Job: Copy out every line of the data below word for word, omitting the picture placeholders from your answer.

Annotated element entries:
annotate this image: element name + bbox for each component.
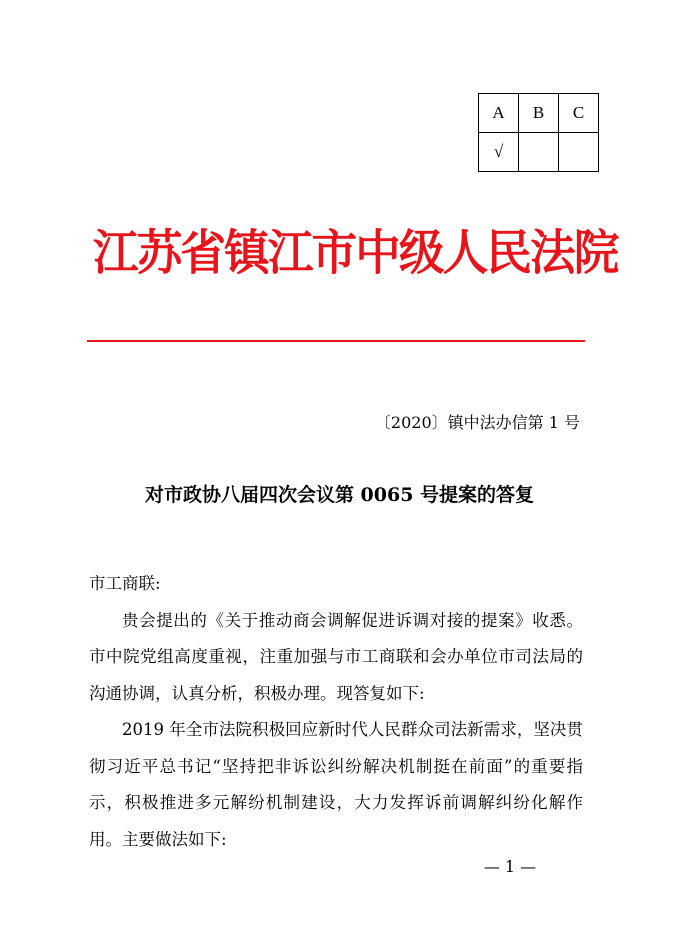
- grade-header-b: B: [519, 94, 559, 133]
- body-paragraph: 贵会提出的《关于推动商会调解促进诉调对接的提案》收悉。市中院党组高度重视，注重加强与市工商联和会办单位市司法局的沟通协调，认真分析，积极办理。现答复如下:: [89, 610, 583, 703]
- grade-box: [478, 93, 599, 172]
- body-paragraph: 2019 年全市法院积极回应新时代人民群众司法新需求，坚决贯彻习近平总书记“坚持把非诉讼纠纷解决机制挺在前面”的重要指示，积极推进多元解纷机制建设，大力发挥诉前调解纠纷化解作用。主要做法如下:: [89, 720, 583, 849]
- document-number: 〔2020〕镇中法办信第 1 号: [374, 413, 580, 432]
- grade-header-row: [479, 94, 599, 133]
- grade-header-c: C: [559, 94, 599, 133]
- salutation: 市工商联:: [89, 574, 161, 593]
- page-number: — 1 —: [483, 857, 537, 876]
- grade-mark-c: [559, 133, 599, 172]
- red-divider: [87, 340, 585, 342]
- document-body: [89, 566, 583, 858]
- grade-header-a: A: [479, 94, 519, 133]
- court-name-heading: 江苏省镇江市中级人民法院: [93, 225, 618, 281]
- grade-mark-a: √: [479, 133, 519, 172]
- grade-mark-row: [479, 133, 599, 172]
- document-title: 对市政协八届四次会议第 0065 号提案的答复: [144, 484, 535, 506]
- grade-mark-b: [519, 133, 559, 172]
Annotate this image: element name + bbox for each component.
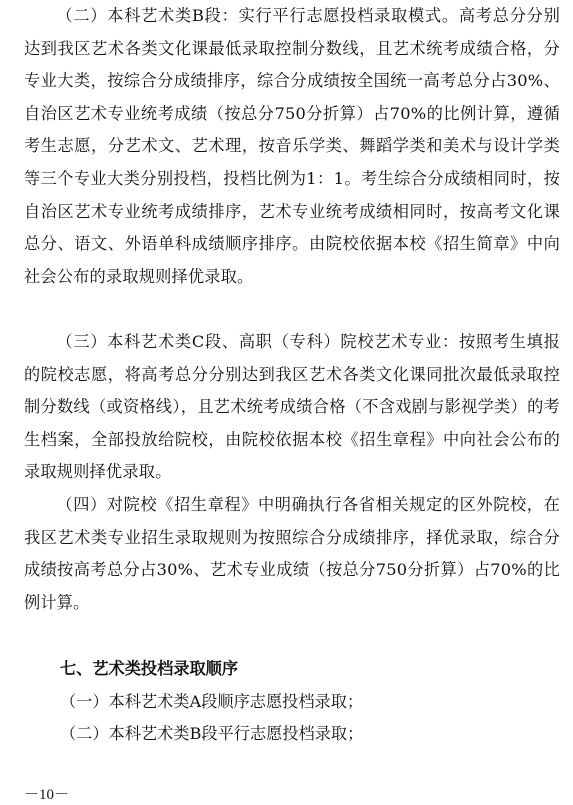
paragraph-art-b-segment: （二）本科艺术类B段：实行平行志愿投档录取模式。高考总分分别达到我区艺术各类文化课最低录取控制分数线，且艺术统考成绩合格，分专业大类，按综合分成绩排序，综合分成绩按全国统一高考总分占30%、自治区艺术专业统考成绩（按总分750分折算）占70%的比例计算，遵循考生志愿，分艺术文、艺术理，按音乐学类、舞蹈学类和美术与设计学类等三个专业大类分别投档，投档比例为1：1。考生综合分成绩相同时，按自治区艺术专业统考成绩排序，艺术专业统考成绩相同时，按高考文化课总分、语文、外语单科成绩顺序排序。由院校依据本校《招生简章》中向社会公布的录取规则择优录取。: [24, 6, 560, 286]
page-number: －10－: [24, 787, 70, 803]
paragraph-art-c-segment: （三）本科艺术类C段、高职（专科）院校艺术专业：按照考生填报的院校志愿，将高考总分分别达到我区艺术各类文化课同批次最低录取控制分数线（或资格线），且艺术统考成绩合格（不含戏剧与影视学类）的考生档案，全部投放给院校，由院校依据本校《招生章程》中向社会公布的录取规则择优录取。: [24, 332, 560, 482]
list-item: （一）本科艺术类A段顺序志愿投档录取；: [60, 692, 364, 711]
list-item: （二）本科艺术类B段平行志愿投档录取；: [60, 724, 364, 743]
paragraph-out-of-region-colleges: （四）对院校《招生章程》中明确执行各省相关规定的区外院校，在我区艺术类专业招生录取规则为按照综合分成绩排序，择优录取，综合分成绩按高考总分占30%、艺术专业成绩（按总分750分折算）占70%的比例计算。: [24, 495, 560, 612]
section-heading: 七、艺术类投档录取顺序: [60, 659, 239, 678]
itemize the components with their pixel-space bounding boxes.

Result of the exercise:
annotate this image: element name + bbox for each component.
- grade-header-b: B: [519, 94, 559, 133]
- body-paragraph: 贵会提出的《关于推动商会调解促进诉调对接的提案》收悉。市中院党组高度重视，注重加强与市工商联和会办单位市司法局的沟通协调，认真分析，积极办理。现答复如下:: [89, 610, 583, 703]
- grade-box: [478, 93, 599, 172]
- body-paragraph: 2019 年全市法院积极回应新时代人民群众司法新需求，坚决贯彻习近平总书记“坚持把非诉讼纠纷解决机制挺在前面”的重要指示，积极推进多元解纷机制建设，大力发挥诉前调解纠纷化解作用。主要做法如下:: [89, 720, 583, 849]
- document-number: 〔2020〕镇中法办信第 1 号: [374, 413, 580, 432]
- grade-header-row: [479, 94, 599, 133]
- grade-header-c: C: [559, 94, 599, 133]
- salutation: 市工商联:: [89, 574, 161, 593]
- page-number: — 1 —: [483, 857, 537, 876]
- grade-mark-c: [559, 133, 599, 172]
- red-divider: [87, 340, 585, 342]
- document-body: [89, 566, 583, 858]
- grade-header-a: A: [479, 94, 519, 133]
- court-name-heading: 江苏省镇江市中级人民法院: [93, 225, 618, 281]
- grade-mark-a: √: [479, 133, 519, 172]
- grade-mark-row: [479, 133, 599, 172]
- document-title: 对市政协八届四次会议第 0065 号提案的答复: [144, 484, 535, 506]
- grade-mark-b: [519, 133, 559, 172]
Annotate this image: element name + bbox for each component.
paragraph-art-b-segment: （二）本科艺术类B段：实行平行志愿投档录取模式。高考总分分别达到我区艺术各类文化课最低录取控制分数线，且艺术统考成绩合格，分专业大类，按综合分成绩排序，综合分成绩按全国统一高考总分占30%、自治区艺术专业统考成绩（按总分750分折算）占70%的比例计算，遵循考生志愿，分艺术文、艺术理，按音乐学类、舞蹈学类和美术与设计学类等三个专业大类分别投档，投档比例为1：1。考生综合分成绩相同时，按自治区艺术专业统考成绩排序，艺术专业统考成绩相同时，按高考文化课总分、语文、外语单科成绩顺序排序。由院校依据本校《招生简章》中向社会公布的录取规则择优录取。: [24, 6, 560, 286]
page-number: －10－: [24, 787, 70, 803]
paragraph-art-c-segment: （三）本科艺术类C段、高职（专科）院校艺术专业：按照考生填报的院校志愿，将高考总分分别达到我区艺术各类文化课同批次最低录取控制分数线（或资格线），且艺术统考成绩合格（不含戏剧与影视学类）的考生档案，全部投放给院校，由院校依据本校《招生章程》中向社会公布的录取规则择优录取。: [24, 332, 560, 482]
list-item: （一）本科艺术类A段顺序志愿投档录取；: [60, 692, 364, 711]
list-item: （二）本科艺术类B段平行志愿投档录取；: [60, 724, 364, 743]
paragraph-out-of-region-colleges: （四）对院校《招生章程》中明确执行各省相关规定的区外院校，在我区艺术类专业招生录取规则为按照综合分成绩排序，择优录取，综合分成绩按高考总分占30%、艺术专业成绩（按总分750分折算）占70%的比例计算。: [24, 495, 560, 612]
section-heading: 七、艺术类投档录取顺序: [60, 659, 239, 678]
itemize the components with their pixel-space bounding boxes.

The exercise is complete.